• **MATERIAL FOR THIS EXERCISE**:
● ● ● ● ●

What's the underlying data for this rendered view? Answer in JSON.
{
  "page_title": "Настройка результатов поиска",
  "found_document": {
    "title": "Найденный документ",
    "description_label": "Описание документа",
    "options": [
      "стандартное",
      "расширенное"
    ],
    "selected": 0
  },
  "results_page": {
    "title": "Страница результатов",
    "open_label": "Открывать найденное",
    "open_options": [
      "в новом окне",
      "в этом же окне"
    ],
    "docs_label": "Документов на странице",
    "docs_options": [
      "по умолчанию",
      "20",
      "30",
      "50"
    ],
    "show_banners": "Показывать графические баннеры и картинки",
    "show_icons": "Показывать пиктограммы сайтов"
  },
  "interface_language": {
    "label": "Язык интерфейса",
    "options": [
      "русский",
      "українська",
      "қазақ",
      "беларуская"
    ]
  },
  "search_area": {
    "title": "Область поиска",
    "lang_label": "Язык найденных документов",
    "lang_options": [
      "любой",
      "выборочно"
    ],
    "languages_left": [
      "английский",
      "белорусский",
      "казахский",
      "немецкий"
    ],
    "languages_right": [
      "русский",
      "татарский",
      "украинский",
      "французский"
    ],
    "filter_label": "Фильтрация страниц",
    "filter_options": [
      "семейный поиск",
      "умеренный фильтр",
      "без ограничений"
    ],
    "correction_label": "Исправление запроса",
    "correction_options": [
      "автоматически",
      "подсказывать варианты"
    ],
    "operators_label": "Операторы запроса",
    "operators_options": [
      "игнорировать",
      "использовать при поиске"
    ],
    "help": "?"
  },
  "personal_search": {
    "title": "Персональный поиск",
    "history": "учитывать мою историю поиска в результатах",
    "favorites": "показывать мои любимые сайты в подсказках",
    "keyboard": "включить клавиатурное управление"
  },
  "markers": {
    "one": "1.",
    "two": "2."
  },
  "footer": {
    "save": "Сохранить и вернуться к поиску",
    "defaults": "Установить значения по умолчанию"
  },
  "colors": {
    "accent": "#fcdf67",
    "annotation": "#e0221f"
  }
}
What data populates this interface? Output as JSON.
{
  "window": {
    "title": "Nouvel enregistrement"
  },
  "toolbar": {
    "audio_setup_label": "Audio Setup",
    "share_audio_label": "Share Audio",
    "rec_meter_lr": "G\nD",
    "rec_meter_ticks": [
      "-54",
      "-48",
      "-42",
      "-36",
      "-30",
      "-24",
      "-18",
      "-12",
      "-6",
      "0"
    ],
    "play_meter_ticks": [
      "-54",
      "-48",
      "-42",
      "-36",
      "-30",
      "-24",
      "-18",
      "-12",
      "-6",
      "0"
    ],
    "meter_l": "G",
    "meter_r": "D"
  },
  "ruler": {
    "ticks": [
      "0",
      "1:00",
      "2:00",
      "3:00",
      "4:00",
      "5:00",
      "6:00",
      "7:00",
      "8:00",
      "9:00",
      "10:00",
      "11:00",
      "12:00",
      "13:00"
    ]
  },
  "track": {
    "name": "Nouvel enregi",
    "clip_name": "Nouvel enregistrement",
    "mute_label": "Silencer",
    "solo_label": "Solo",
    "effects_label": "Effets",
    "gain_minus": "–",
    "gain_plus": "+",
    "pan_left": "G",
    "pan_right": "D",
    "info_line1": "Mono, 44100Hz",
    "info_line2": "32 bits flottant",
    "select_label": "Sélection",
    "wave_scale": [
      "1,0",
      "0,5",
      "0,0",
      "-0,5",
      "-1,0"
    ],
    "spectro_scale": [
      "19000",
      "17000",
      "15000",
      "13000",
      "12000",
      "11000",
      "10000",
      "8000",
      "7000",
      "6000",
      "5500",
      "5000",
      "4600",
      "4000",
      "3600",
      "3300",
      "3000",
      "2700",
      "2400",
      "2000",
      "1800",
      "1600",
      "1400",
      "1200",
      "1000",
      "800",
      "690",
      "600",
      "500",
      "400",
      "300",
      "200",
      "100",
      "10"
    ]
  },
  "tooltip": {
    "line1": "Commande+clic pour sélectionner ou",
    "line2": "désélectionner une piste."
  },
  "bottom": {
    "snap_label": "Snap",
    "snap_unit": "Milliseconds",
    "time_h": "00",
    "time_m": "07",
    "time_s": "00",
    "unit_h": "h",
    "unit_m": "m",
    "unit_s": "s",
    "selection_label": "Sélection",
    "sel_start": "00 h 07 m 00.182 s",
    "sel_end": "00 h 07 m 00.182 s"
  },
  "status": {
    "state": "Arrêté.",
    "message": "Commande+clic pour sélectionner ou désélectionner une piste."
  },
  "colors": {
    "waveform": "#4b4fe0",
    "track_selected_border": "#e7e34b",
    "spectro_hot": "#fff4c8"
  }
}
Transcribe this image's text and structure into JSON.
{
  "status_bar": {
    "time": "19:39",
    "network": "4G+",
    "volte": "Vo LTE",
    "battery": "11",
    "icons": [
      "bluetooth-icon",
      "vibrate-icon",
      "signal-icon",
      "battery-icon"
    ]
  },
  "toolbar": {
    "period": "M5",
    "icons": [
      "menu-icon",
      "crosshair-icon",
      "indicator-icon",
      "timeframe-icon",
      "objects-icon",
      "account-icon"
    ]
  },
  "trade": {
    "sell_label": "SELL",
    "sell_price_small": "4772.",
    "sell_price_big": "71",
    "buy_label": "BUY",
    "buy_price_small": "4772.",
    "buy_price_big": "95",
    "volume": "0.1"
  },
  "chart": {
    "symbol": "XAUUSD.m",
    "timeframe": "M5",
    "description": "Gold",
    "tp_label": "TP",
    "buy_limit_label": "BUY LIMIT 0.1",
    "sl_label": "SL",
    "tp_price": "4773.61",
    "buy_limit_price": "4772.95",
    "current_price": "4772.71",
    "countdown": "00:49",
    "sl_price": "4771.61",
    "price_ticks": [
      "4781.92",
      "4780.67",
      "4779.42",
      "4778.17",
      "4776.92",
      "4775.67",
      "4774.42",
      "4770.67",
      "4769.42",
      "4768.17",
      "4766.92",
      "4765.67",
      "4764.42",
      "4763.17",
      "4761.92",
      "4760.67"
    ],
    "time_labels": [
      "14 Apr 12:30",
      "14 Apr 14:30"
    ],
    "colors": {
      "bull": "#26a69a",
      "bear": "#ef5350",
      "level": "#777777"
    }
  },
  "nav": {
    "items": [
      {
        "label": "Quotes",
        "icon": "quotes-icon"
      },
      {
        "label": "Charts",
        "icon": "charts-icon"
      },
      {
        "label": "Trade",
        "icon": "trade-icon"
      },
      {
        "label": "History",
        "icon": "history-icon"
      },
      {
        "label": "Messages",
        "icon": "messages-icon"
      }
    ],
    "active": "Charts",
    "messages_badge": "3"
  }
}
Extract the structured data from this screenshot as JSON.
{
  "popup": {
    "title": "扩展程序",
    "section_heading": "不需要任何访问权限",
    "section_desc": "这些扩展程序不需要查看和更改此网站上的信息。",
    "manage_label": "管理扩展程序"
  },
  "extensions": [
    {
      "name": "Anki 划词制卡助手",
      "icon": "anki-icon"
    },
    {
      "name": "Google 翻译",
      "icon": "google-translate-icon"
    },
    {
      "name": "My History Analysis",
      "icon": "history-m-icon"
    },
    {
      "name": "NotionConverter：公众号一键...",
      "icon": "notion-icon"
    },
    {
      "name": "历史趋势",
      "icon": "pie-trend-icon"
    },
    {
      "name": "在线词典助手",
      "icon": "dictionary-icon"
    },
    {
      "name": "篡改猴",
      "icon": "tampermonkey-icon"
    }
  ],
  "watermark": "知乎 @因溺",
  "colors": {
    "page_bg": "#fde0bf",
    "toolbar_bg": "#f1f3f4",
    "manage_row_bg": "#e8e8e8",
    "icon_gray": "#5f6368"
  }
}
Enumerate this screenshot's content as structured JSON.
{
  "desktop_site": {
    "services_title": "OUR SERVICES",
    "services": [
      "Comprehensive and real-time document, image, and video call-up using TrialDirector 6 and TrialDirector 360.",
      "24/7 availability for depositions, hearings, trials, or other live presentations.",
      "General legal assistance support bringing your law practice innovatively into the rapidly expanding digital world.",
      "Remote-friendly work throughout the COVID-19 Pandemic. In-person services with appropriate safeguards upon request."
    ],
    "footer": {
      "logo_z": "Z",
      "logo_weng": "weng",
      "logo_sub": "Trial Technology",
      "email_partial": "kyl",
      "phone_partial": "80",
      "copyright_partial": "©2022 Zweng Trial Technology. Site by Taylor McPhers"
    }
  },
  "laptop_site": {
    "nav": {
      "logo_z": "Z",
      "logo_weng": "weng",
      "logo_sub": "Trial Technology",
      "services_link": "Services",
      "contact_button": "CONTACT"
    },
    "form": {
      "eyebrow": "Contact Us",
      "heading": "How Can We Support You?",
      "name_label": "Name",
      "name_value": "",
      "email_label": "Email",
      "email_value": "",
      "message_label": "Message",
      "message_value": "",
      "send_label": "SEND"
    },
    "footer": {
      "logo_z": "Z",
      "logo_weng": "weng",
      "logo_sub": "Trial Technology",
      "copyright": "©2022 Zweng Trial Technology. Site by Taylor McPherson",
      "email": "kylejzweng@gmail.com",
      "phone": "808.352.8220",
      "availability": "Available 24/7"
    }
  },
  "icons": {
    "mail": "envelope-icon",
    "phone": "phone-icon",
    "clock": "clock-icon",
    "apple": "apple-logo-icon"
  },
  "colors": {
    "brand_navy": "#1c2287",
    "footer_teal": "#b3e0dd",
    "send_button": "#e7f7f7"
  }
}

● ● ● ● ●

• **OBJECTIVE**: What number of lines in the records contain the word "availability"? Answer with that number alone.

• **TASK SOLUTION**: 2